Source records:
□ □ □ □ □
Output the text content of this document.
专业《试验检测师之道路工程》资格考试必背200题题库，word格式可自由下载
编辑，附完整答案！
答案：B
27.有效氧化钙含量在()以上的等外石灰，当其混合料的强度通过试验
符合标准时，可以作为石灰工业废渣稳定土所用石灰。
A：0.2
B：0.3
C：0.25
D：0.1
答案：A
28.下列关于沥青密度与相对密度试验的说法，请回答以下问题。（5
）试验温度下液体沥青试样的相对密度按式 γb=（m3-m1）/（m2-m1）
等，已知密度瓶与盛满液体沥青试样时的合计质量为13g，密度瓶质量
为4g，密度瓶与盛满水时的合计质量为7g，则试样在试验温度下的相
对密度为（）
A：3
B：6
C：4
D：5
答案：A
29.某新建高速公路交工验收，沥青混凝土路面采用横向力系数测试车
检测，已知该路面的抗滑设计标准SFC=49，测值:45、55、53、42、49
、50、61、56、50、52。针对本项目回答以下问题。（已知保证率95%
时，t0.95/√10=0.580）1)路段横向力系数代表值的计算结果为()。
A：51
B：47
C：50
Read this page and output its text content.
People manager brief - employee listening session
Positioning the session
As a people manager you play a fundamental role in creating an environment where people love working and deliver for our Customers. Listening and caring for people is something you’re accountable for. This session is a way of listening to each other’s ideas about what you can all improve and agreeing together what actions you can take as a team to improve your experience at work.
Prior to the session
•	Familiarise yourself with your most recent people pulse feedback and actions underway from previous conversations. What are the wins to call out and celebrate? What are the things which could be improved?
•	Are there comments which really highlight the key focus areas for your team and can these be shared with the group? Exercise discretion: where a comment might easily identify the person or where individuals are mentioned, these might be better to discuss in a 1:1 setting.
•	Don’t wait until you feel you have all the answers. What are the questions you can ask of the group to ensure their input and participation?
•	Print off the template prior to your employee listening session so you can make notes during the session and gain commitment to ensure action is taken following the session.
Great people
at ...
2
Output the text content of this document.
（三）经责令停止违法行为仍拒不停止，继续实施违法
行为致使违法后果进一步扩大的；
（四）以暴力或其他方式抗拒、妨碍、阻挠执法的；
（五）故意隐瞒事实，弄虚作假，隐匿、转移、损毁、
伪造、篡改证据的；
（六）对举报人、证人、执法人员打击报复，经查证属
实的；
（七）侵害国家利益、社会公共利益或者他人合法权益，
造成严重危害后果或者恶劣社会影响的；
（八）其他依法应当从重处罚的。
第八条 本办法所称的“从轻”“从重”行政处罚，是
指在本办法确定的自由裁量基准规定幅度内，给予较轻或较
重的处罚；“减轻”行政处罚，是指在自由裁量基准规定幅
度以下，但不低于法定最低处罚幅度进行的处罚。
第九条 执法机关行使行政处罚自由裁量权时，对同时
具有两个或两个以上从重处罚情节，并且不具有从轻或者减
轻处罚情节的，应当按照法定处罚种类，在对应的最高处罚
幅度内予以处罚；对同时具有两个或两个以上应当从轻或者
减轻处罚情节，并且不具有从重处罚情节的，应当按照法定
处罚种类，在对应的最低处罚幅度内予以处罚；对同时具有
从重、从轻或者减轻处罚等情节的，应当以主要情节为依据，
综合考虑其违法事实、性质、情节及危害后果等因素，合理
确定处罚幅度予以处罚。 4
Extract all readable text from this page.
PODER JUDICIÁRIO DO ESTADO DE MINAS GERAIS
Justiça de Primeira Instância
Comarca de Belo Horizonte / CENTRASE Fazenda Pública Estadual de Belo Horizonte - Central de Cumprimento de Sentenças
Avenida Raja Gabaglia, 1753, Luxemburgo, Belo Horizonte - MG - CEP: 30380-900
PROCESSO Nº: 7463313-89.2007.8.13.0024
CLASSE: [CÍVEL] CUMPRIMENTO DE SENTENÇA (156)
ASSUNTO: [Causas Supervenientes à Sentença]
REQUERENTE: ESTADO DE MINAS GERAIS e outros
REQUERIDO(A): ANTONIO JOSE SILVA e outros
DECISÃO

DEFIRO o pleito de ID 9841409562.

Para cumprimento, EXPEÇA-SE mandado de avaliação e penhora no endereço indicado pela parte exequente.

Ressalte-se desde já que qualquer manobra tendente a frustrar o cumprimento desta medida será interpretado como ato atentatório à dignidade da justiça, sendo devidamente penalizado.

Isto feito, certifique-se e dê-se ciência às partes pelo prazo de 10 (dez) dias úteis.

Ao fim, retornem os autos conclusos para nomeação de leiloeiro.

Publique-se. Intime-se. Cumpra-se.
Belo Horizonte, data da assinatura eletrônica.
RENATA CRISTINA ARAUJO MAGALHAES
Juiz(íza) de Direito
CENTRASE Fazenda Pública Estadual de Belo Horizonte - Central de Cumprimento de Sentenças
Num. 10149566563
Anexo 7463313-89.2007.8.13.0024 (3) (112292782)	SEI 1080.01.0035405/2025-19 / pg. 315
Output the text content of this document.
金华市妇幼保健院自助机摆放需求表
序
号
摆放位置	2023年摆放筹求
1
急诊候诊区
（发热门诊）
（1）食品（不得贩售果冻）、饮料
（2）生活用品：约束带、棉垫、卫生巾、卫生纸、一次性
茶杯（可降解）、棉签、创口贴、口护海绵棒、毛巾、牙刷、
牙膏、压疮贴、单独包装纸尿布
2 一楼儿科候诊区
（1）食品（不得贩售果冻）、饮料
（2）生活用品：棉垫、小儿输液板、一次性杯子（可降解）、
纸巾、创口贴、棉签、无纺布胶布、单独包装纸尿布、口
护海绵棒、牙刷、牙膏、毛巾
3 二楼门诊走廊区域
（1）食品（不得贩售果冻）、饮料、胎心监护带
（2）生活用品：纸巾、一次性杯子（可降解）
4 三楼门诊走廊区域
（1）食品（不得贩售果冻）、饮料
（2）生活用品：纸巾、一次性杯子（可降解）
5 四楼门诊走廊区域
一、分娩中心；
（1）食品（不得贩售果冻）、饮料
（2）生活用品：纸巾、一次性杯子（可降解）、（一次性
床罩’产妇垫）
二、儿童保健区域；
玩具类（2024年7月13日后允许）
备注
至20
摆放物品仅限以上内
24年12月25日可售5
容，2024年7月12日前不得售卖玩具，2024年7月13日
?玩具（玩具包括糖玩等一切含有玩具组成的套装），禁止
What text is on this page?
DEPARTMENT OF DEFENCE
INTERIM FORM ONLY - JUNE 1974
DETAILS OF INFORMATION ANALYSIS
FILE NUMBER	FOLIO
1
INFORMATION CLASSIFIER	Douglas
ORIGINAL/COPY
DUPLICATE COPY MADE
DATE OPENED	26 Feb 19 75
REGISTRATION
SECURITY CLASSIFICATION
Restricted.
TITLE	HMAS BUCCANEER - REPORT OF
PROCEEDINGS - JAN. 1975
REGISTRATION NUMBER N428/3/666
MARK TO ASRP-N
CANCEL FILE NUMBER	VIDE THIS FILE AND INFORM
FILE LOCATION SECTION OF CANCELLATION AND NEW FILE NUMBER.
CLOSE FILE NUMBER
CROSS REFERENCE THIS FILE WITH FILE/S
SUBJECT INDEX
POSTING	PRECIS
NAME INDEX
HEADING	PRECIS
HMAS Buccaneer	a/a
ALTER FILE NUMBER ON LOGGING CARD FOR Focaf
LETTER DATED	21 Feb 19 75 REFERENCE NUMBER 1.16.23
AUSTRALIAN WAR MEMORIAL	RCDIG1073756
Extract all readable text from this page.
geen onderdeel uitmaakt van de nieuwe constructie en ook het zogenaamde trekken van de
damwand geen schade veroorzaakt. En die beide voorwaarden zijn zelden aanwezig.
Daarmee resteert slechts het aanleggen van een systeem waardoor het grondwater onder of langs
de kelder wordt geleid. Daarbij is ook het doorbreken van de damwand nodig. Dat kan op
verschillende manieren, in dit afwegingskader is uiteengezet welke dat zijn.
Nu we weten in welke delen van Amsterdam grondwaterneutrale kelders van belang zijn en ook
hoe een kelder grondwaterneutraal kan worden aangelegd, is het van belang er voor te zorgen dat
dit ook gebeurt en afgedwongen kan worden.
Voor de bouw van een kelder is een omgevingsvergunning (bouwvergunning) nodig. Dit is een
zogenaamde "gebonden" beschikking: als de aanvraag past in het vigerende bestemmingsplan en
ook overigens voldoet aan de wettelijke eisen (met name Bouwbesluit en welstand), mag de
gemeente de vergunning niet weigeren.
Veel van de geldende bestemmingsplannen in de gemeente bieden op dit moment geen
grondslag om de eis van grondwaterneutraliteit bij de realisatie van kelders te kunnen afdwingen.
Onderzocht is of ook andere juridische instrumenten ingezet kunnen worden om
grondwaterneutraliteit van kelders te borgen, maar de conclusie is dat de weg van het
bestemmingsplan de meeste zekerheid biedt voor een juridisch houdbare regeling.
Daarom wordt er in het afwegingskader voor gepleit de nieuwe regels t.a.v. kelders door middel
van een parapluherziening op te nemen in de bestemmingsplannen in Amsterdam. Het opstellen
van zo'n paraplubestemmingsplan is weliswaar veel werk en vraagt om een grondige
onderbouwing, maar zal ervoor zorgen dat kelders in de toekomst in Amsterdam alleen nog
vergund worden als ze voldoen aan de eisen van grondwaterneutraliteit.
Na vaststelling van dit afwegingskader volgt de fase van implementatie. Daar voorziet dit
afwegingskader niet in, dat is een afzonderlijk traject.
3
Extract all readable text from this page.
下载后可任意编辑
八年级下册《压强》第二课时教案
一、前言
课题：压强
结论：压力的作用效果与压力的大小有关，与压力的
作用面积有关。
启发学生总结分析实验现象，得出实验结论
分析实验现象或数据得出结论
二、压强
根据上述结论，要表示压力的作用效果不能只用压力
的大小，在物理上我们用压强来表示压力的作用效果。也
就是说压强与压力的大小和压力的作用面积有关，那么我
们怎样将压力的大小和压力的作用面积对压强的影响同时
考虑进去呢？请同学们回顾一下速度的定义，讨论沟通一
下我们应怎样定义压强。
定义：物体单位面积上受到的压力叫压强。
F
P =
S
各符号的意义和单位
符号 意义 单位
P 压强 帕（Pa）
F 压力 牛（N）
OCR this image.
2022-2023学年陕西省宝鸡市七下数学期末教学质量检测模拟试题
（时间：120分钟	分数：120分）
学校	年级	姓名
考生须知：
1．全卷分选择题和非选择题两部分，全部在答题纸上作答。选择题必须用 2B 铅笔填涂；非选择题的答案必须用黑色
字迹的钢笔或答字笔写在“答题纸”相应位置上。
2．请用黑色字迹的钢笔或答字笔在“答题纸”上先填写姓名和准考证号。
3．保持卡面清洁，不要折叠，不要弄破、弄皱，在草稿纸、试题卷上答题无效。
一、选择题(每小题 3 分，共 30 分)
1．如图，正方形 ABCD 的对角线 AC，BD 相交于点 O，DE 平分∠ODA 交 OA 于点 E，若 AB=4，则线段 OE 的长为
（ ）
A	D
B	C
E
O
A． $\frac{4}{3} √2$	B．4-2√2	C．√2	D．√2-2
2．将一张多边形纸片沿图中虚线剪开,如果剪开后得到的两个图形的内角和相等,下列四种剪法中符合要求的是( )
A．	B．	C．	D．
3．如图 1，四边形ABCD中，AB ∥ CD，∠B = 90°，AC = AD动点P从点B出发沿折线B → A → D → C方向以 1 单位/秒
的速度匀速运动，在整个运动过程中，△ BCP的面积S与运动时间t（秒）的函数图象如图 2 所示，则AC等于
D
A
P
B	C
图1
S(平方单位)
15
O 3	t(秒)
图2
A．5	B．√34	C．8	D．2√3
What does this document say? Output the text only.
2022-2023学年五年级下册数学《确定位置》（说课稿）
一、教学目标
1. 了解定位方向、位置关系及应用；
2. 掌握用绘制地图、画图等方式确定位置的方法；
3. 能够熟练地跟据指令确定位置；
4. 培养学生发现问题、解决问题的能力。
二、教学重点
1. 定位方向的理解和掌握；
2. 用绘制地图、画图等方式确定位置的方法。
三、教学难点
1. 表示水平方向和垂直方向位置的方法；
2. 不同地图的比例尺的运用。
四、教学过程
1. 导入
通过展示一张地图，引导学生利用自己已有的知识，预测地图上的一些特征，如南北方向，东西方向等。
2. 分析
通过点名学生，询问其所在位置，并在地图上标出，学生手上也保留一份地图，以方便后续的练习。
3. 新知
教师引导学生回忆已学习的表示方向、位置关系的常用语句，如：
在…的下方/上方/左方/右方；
□ □ □ □ □
TASK GOAL: In the records above, locate each line with the word "damwand". Copy all such lines.

SOLVED PROBLEM:
damwand geen schade veroorzaakt. En die beide voorwaarden zijn zelden aanwezig.
de kelder wordt geleid. Daarbij is ook het doorbreken van de damwand nodig. Dat kan op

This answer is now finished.